>> start

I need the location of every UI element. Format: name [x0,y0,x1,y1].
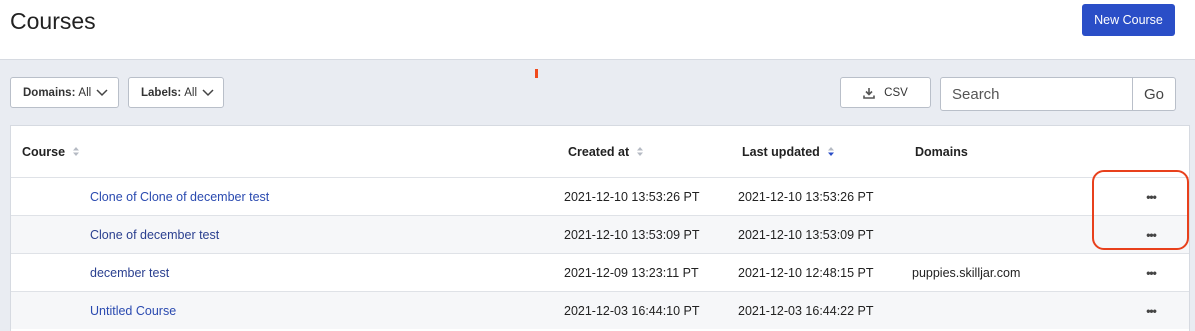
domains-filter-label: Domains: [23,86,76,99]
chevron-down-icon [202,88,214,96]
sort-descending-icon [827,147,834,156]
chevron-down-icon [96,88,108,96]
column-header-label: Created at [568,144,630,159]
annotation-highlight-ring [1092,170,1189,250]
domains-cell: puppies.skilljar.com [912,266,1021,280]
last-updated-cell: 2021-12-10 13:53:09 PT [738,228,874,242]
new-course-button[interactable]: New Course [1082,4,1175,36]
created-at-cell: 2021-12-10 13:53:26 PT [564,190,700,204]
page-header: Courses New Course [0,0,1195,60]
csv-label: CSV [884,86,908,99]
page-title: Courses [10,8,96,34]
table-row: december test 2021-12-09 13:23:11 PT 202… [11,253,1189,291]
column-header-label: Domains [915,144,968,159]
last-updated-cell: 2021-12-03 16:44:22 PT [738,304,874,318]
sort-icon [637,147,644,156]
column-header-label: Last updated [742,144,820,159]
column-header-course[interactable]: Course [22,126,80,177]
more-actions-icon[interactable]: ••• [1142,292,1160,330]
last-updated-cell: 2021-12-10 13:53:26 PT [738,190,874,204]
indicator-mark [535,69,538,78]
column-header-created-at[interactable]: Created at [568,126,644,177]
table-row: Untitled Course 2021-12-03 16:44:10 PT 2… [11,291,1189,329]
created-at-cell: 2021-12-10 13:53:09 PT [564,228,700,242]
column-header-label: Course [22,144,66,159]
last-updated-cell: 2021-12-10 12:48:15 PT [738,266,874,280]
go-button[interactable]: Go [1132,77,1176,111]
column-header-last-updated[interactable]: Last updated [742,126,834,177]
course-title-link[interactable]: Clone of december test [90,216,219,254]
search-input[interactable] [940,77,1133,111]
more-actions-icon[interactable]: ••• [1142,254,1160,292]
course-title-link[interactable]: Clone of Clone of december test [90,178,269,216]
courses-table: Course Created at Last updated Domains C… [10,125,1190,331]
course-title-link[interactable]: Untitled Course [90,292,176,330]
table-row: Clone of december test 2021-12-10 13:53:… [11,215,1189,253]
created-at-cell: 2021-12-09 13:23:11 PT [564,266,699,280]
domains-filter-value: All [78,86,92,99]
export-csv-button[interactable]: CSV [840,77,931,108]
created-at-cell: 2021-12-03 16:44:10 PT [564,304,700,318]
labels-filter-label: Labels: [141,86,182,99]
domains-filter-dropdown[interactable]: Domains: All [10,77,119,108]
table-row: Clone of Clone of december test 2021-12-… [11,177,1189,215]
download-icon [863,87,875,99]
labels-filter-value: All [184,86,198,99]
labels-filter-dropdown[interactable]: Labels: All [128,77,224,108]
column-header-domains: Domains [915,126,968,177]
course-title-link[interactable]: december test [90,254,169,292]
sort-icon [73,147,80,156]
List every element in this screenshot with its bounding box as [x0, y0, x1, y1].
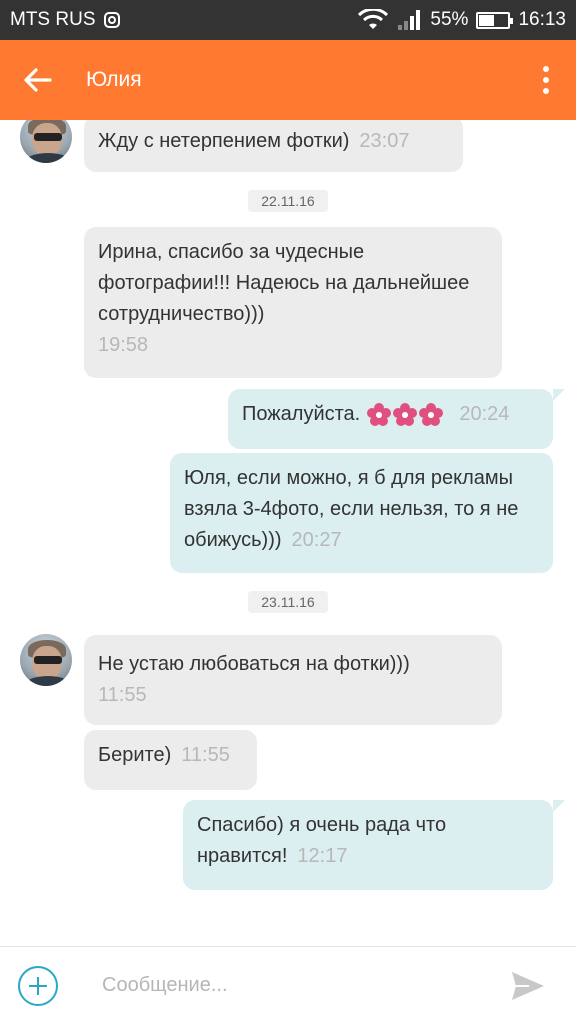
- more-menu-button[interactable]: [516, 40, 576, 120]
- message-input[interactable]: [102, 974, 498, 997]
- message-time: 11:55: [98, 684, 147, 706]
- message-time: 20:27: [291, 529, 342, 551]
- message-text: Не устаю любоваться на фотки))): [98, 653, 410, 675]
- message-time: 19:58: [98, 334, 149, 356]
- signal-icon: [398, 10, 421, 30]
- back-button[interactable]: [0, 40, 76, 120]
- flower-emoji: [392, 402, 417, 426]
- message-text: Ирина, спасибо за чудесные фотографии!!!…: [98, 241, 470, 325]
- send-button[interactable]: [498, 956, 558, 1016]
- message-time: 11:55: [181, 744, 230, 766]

>> end

**Work required**
Reproduce verbatim the lines of the material between the line containing "domains-filter-label: Domains: [23,86,76,99]" and the line containing "last-updated-cell: 2021-12-10 13:53:09", inclusive.

**Solution to the problem**
domains-filter-label: Domains: [23,86,76,99]
chevron-down-icon [202,88,214,96]
sort-descending-icon [827,147,834,156]
chevron-down-icon [96,88,108,96]
column-header-label: Created at [568,144,630,159]
annotation-highlight-ring [1092,170,1189,250]
domains-cell: puppies.skilljar.com [912,266,1021,280]
last-updated-cell: 2021-12-10 13:53:09 PT [738,228,874,242]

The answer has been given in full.